··· MATERIAL PROVIDED
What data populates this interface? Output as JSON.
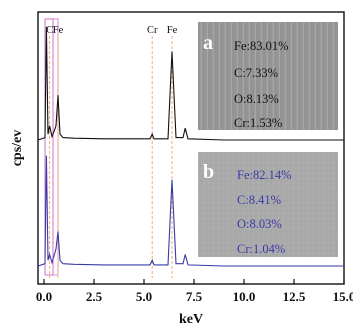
{
  "chart_data": {
    "type": "line",
    "xlabel": "keV",
    "ylabel": "cps/ev",
    "xlim": [
      -0.3,
      15.0
    ],
    "xticks": [
      "0.0",
      "2.5",
      "5.0",
      "7.5",
      "10.0",
      "12.5",
      "15.0"
    ],
    "xtick_values": [
      0.0,
      2.5,
      5.0,
      7.5,
      10.0,
      12.5,
      15.0
    ],
    "peak_labels": [
      {
        "text": "C",
        "x": 0.28
      },
      {
        "text": "Fe",
        "x": 0.7
      },
      {
        "text": "Cr",
        "x": 5.41
      },
      {
        "text": "Fe",
        "x": 6.4
      }
    ],
    "series": [
      {
        "color": "#111111",
        "x": [
          -0.3,
          0.05,
          0.12,
          0.2,
          0.28,
          0.4,
          0.52,
          0.6,
          0.7,
          0.8,
          0.95,
          1.5,
          3.0,
          5.3,
          5.41,
          5.5,
          6.2,
          6.4,
          6.6,
          6.95,
          7.06,
          7.2,
          9.0,
          12.0,
          15.0
        ],
        "y": [
          0.0,
          0.02,
          0.96,
          0.05,
          0.12,
          0.03,
          0.08,
          0.12,
          0.38,
          0.05,
          0.02,
          0.015,
          0.01,
          0.01,
          0.05,
          0.01,
          0.01,
          0.75,
          0.02,
          0.02,
          0.1,
          0.01,
          0.0,
          0.0,
          0.0
        ]
      },
      {
        "color": "#3a3aa8",
        "x": [
          -0.3,
          0.05,
          0.12,
          0.2,
          0.28,
          0.4,
          0.52,
          0.6,
          0.7,
          0.8,
          0.95,
          1.5,
          3.0,
          5.3,
          5.41,
          5.5,
          6.2,
          6.4,
          6.6,
          6.95,
          7.06,
          7.2,
          9.0,
          12.0,
          15.0
        ],
        "y": [
          0.0,
          0.02,
          0.96,
          0.05,
          0.1,
          0.03,
          0.1,
          0.15,
          0.3,
          0.05,
          0.02,
          0.015,
          0.01,
          0.01,
          0.05,
          0.01,
          0.01,
          0.75,
          0.02,
          0.02,
          0.1,
          0.01,
          0.0,
          0.0,
          0.0
        ]
      }
    ]
  },
  "inset_a": {
    "letter": "a",
    "lines": [
      "Fe:83.01%",
      "C:7.33%",
      "O:8.13%",
      "Cr:1.53%"
    ]
  },
  "inset_b": {
    "letter": "b",
    "lines": [
      "Fe:82.14%",
      "C:8.41%",
      "O:8.03%",
      "Cr:1.04%"
    ]
  }
}
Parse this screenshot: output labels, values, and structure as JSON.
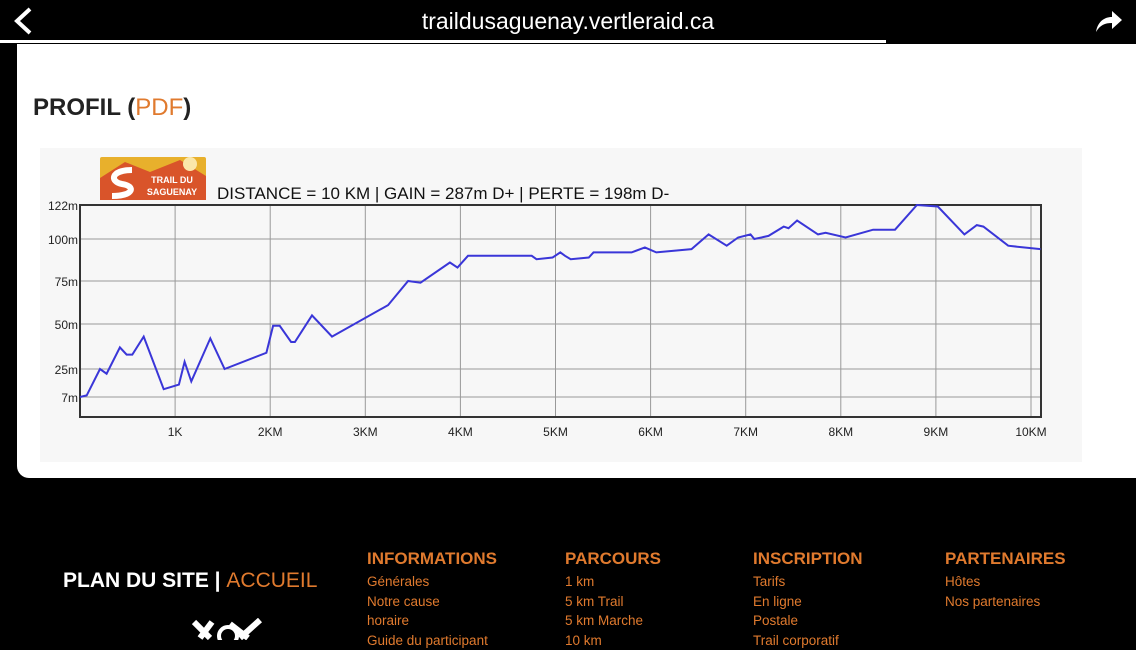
{
  "browser": {
    "url": "traildusaguenay.vertleraid.ca",
    "progress": 0.78
  },
  "page": {
    "title": "PROFIL",
    "open_paren": " (",
    "pdf_link": "PDF",
    "close_paren": ")"
  },
  "chart_data": {
    "type": "line",
    "title": "DISTANCE = 10 KM | GAIN = 287m D+ | PERTE = 198m D-",
    "logo_text": "TRAIL DU SAGUENAY",
    "xlabel": "",
    "ylabel": "",
    "x_ticks": [
      {
        "v": 1,
        "label": "1K"
      },
      {
        "v": 2,
        "label": "2KM"
      },
      {
        "v": 3,
        "label": "3KM"
      },
      {
        "v": 4,
        "label": "4KM"
      },
      {
        "v": 5,
        "label": "5KM"
      },
      {
        "v": 6,
        "label": "6KM"
      },
      {
        "v": 7,
        "label": "7KM"
      },
      {
        "v": 8,
        "label": "8KM"
      },
      {
        "v": 9,
        "label": "9KM"
      },
      {
        "v": 10,
        "label": "10KM"
      }
    ],
    "y_ticks": [
      {
        "v": 122,
        "label": "122m"
      },
      {
        "v": 100,
        "label": "100m"
      },
      {
        "v": 75,
        "label": "75m"
      },
      {
        "v": 50,
        "label": "50m"
      },
      {
        "v": 25,
        "label": "25m"
      },
      {
        "v": 7,
        "label": "7m"
      }
    ],
    "xlim": [
      0,
      10.1
    ],
    "ylim": [
      -5,
      122
    ],
    "grid": true,
    "series": [
      {
        "name": "elevation",
        "color": "#3a36d8",
        "x": [
          0,
          0.07,
          0.21,
          0.28,
          0.42,
          0.49,
          0.55,
          0.67,
          0.88,
          1.04,
          1.1,
          1.17,
          1.37,
          1.52,
          1.96,
          2.03,
          2.1,
          2.22,
          2.26,
          2.44,
          2.65,
          3.24,
          3.45,
          3.58,
          3.89,
          3.97,
          4.08,
          4.75,
          4.8,
          4.97,
          5.05,
          5.1,
          5.16,
          5.35,
          5.4,
          5.8,
          5.94,
          6.06,
          6.43,
          6.61,
          6.8,
          6.92,
          7.05,
          7.09,
          7.24,
          7.4,
          7.45,
          7.54,
          7.76,
          7.84,
          8.05,
          8.34,
          8.57,
          8.8,
          9.02,
          9.3,
          9.43,
          9.5,
          9.76,
          9.92,
          10.1
        ],
        "y": [
          7,
          8,
          25,
          22,
          37,
          33,
          33,
          43,
          12,
          15,
          29,
          17,
          42,
          25,
          34,
          49,
          49,
          40,
          40,
          55,
          43,
          61,
          75,
          74,
          86,
          83,
          90,
          90,
          88,
          89,
          92,
          90,
          88,
          89,
          92,
          92,
          95,
          92,
          94,
          103,
          96,
          101,
          103,
          100,
          102,
          108,
          107,
          112,
          103,
          104,
          101,
          106,
          106,
          122,
          121,
          103,
          109,
          108,
          96,
          95,
          94
        ]
      }
    ]
  },
  "footer": {
    "site_map": "PLAN DU SITE",
    "sep": " | ",
    "home": "ACCUEIL",
    "columns": [
      {
        "heading": "INFORMATIONS",
        "items": [
          "Générales",
          "Notre cause",
          "horaire",
          "Guide du participant"
        ]
      },
      {
        "heading": "PARCOURS",
        "items": [
          "1 km",
          "5 km Trail",
          "5 km Marche",
          "10 km"
        ]
      },
      {
        "heading": "INSCRIPTION",
        "items": [
          "Tarifs",
          "En ligne",
          "Postale",
          "Trail corporatif"
        ]
      },
      {
        "heading": "PARTENAIRES",
        "items": [
          "Hôtes",
          "Nos partenaires"
        ]
      }
    ]
  }
}
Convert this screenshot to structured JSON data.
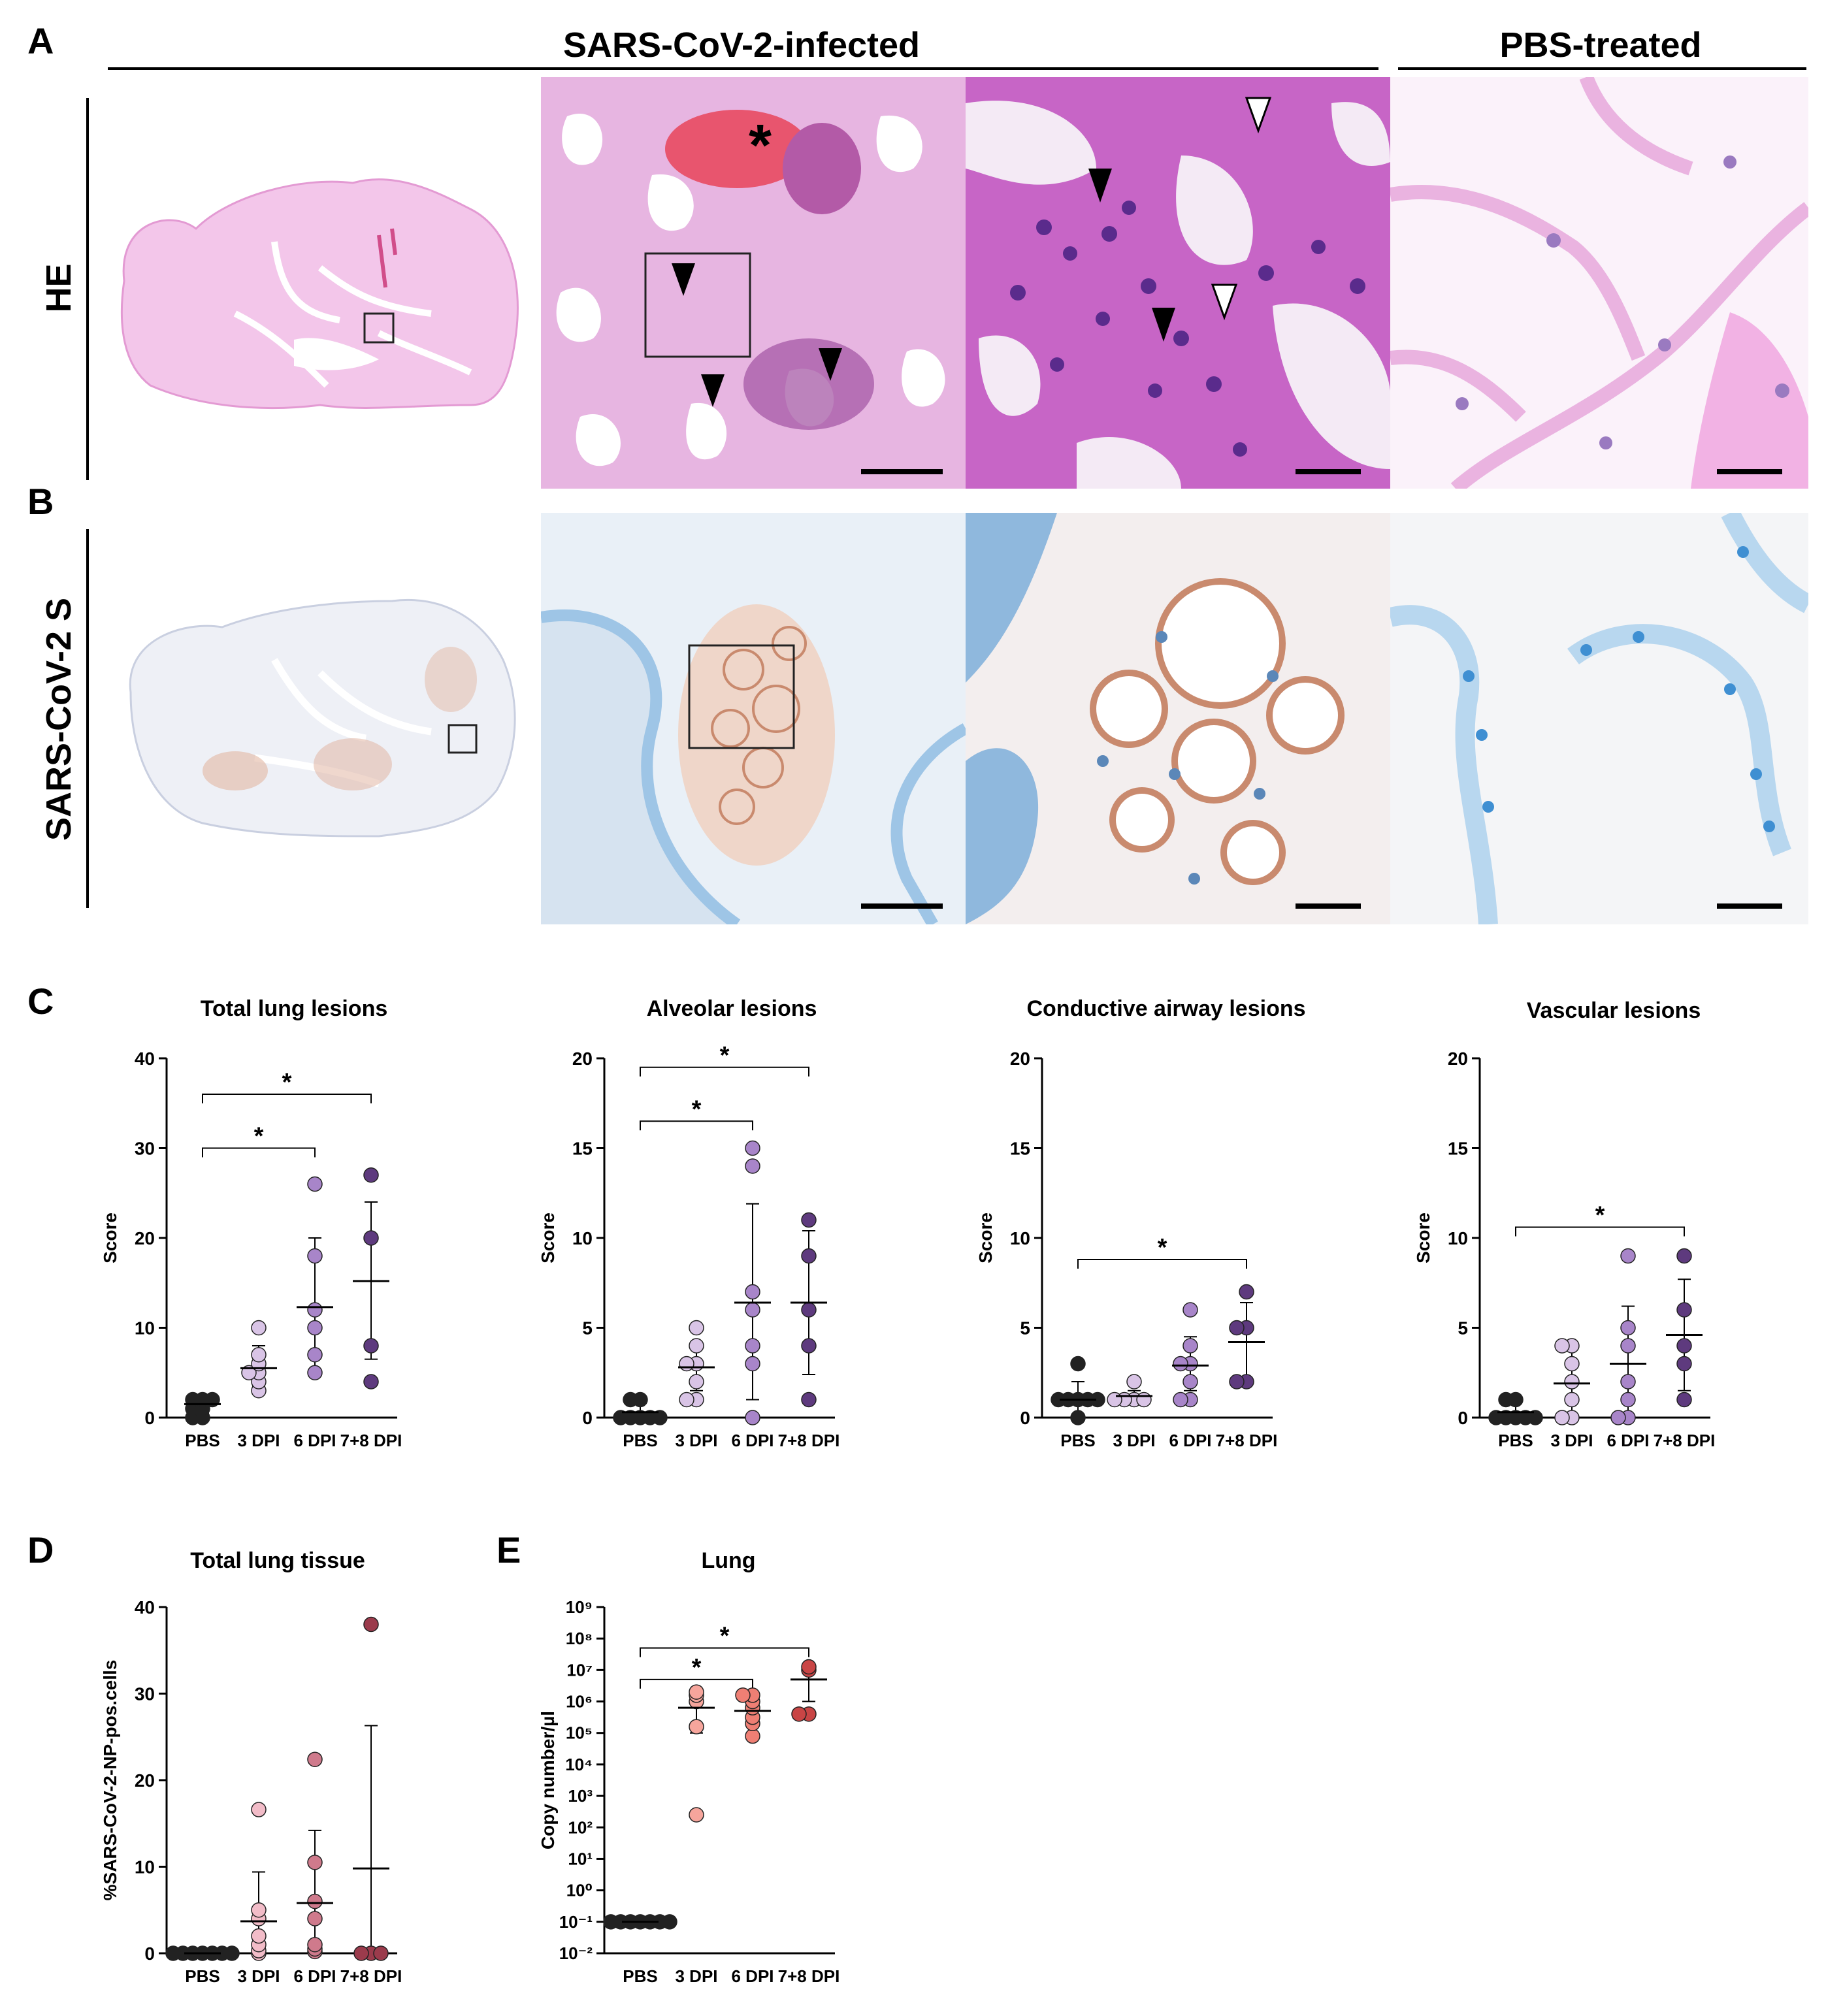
{
  "panel_labels": {
    "a": "A",
    "b": "B",
    "c": "C",
    "d": "D",
    "e": "E"
  },
  "headers": {
    "infected": "SARS-CoV-2-infected",
    "pbs": "PBS-treated"
  },
  "row_labels": {
    "he": "HE",
    "spike": "SARS-CoV-2 S"
  },
  "colors": {
    "he_pink": "#e8a8d8",
    "he_purple": "#7a3f9c",
    "ihc_blue": "#5ba5d8",
    "ihc_brown": "#c98a6e",
    "pbs": "#222222",
    "dpi3": "#d9c4e6",
    "dpi6": "#a885c9",
    "dpi78": "#5e3a7e",
    "d_dpi3": "#f2bcc8",
    "d_dpi6": "#cf7a8c",
    "d_dpi78": "#9b3b4c",
    "e_dpi3": "#f6a59c",
    "e_dpi6": "#ef7f74",
    "e_dpi78": "#c94545"
  },
  "chart_data": [
    {
      "id": "c1",
      "type": "scatter",
      "title": "Total lung lesions",
      "ylabel": "Score",
      "categories": [
        "PBS",
        "3 DPI",
        "6 DPI",
        "7+8 DPI"
      ],
      "ylim": [
        0,
        40
      ],
      "yticks": [
        0,
        10,
        20,
        30,
        40
      ],
      "points": [
        [
          0,
          0,
          1,
          1,
          2,
          2,
          2
        ],
        [
          3,
          4,
          5,
          5,
          6,
          7,
          10
        ],
        [
          5,
          7,
          10,
          12,
          18,
          26
        ],
        [
          4,
          8,
          20,
          27
        ]
      ],
      "means": [
        1.5,
        5.5,
        12.3,
        15.2
      ],
      "sd": [
        [
          0.5,
          2.5
        ],
        [
          3.5,
          8
        ],
        [
          5,
          20
        ],
        [
          6.5,
          24
        ]
      ],
      "sig": [
        {
          "from": 0,
          "to": 2,
          "y": 30,
          "label": "*"
        },
        {
          "from": 0,
          "to": 3,
          "y": 36,
          "label": "*"
        }
      ]
    },
    {
      "id": "c2",
      "type": "scatter",
      "title": "Alveolar lesions",
      "ylabel": "Score",
      "categories": [
        "PBS",
        "3 DPI",
        "6 DPI",
        "7+8 DPI"
      ],
      "ylim": [
        0,
        20
      ],
      "yticks": [
        0,
        5,
        10,
        15,
        20
      ],
      "points": [
        [
          0,
          0,
          0,
          0,
          0,
          1,
          1
        ],
        [
          1,
          1,
          2,
          3,
          3,
          4,
          5
        ],
        [
          0,
          3,
          4,
          6,
          7,
          14,
          15
        ],
        [
          1,
          4,
          6,
          9,
          11
        ]
      ],
      "means": [
        0.3,
        2.8,
        6.4,
        6.4
      ],
      "sd": [
        [
          0,
          0.8
        ],
        [
          1.5,
          4
        ],
        [
          1,
          11.9
        ],
        [
          2.4,
          10.4
        ]
      ],
      "sig": [
        {
          "from": 0,
          "to": 2,
          "y": 16.5,
          "label": "*"
        },
        {
          "from": 0,
          "to": 3,
          "y": 19.5,
          "label": "*"
        }
      ]
    },
    {
      "id": "c3",
      "type": "scatter",
      "title": "Conductive airway lesions",
      "ylabel": "Score",
      "categories": [
        "PBS",
        "3 DPI",
        "6 DPI",
        "7+8 DPI"
      ],
      "ylim": [
        0,
        20
      ],
      "yticks": [
        0,
        5,
        10,
        15,
        20
      ],
      "points": [
        [
          0,
          1,
          1,
          1,
          1,
          1,
          3
        ],
        [
          1,
          1,
          1,
          1,
          2
        ],
        [
          1,
          1,
          2,
          3,
          3,
          4,
          6
        ],
        [
          2,
          2,
          5,
          5,
          7
        ]
      ],
      "means": [
        1.0,
        1.2,
        2.9,
        4.2
      ],
      "sd": [
        [
          0.2,
          2
        ],
        [
          1,
          1.5
        ],
        [
          1.5,
          4.5
        ],
        [
          2,
          6.4
        ]
      ],
      "sig": [
        {
          "from": 0,
          "to": 3,
          "y": 8.8,
          "label": "*"
        }
      ]
    },
    {
      "id": "c4",
      "type": "scatter",
      "title": "Vascular lesions",
      "ylabel": "Score",
      "categories": [
        "PBS",
        "3 DPI",
        "6 DPI",
        "7+8 DPI"
      ],
      "ylim": [
        0,
        20
      ],
      "yticks": [
        0,
        5,
        10,
        15,
        20
      ],
      "points": [
        [
          0,
          0,
          0,
          0,
          0,
          1,
          1
        ],
        [
          0,
          0,
          1,
          2,
          3,
          4,
          4
        ],
        [
          0,
          0,
          1,
          2,
          4,
          5,
          9
        ],
        [
          1,
          3,
          4,
          6,
          9
        ]
      ],
      "means": [
        0.3,
        1.9,
        3.0,
        4.6
      ],
      "sd": [
        [
          0,
          0.8
        ],
        [
          0,
          4
        ],
        [
          0,
          6.2
        ],
        [
          1.5,
          7.7
        ]
      ],
      "sig": [
        {
          "from": 0,
          "to": 3,
          "y": 10.6,
          "label": "*"
        }
      ]
    },
    {
      "id": "d",
      "type": "scatter",
      "title": "Total lung tissue",
      "ylabel": "%SARS-CoV-2-NP-pos.cells",
      "categories": [
        "PBS",
        "3 DPI",
        "6 DPI",
        "7+8 DPI"
      ],
      "ylim": [
        0,
        40
      ],
      "yticks": [
        0,
        10,
        20,
        30,
        40
      ],
      "points": [
        [
          0,
          0,
          0,
          0,
          0,
          0,
          0
        ],
        [
          0,
          0.3,
          1,
          2,
          4,
          5,
          16.6
        ],
        [
          0.2,
          0.5,
          1,
          4,
          6,
          10.5,
          22.4
        ],
        [
          0,
          0,
          0,
          38
        ]
      ],
      "means": [
        0,
        3.7,
        5.8,
        9.8
      ],
      "sd": [
        [
          0,
          0
        ],
        [
          0,
          9.4
        ],
        [
          0,
          14.2
        ],
        [
          0,
          26.3
        ]
      ],
      "sig": []
    },
    {
      "id": "e",
      "type": "scatter",
      "title": "Lung",
      "ylabel": "Copy number/µl",
      "log": true,
      "categories": [
        "PBS",
        "3 DPI",
        "6 DPI",
        "7+8 DPI"
      ],
      "ylim": [
        -2,
        9
      ],
      "ytick_labels": [
        "10⁻²",
        "10⁻¹",
        "10⁰",
        "10¹",
        "10²",
        "10³",
        "10⁴",
        "10⁵",
        "10⁶",
        "10⁷",
        "10⁸",
        "10⁹"
      ],
      "points": [
        [
          -1,
          -1,
          -1,
          -1,
          -1,
          -1,
          -1
        ],
        [
          2.4,
          5.2,
          6.0,
          6.2,
          6.3
        ],
        [
          4.9,
          5.3,
          5.5,
          5.8,
          6.0,
          6.2,
          6.2
        ],
        [
          5.6,
          5.6,
          7.0,
          7.1
        ]
      ],
      "means": [
        -1,
        5.8,
        5.7,
        6.7
      ],
      "sd": [
        [
          -1,
          -1
        ],
        [
          5.0,
          6.3
        ],
        [
          5.2,
          6.1
        ],
        [
          6.0,
          7.1
        ]
      ],
      "sig": [
        {
          "from": 0,
          "to": 2,
          "y": 6.7,
          "label": "*"
        },
        {
          "from": 0,
          "to": 3,
          "y": 7.7,
          "label": "*"
        }
      ]
    }
  ]
}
······
**GOAL**
Return every line containing "lesions".

**THE OUTPUT**
      "title": "Total lung lesions",
      "title": "Alveolar lesions",
      "title": "Conductive airway lesions",
      "title": "Vascular lesions",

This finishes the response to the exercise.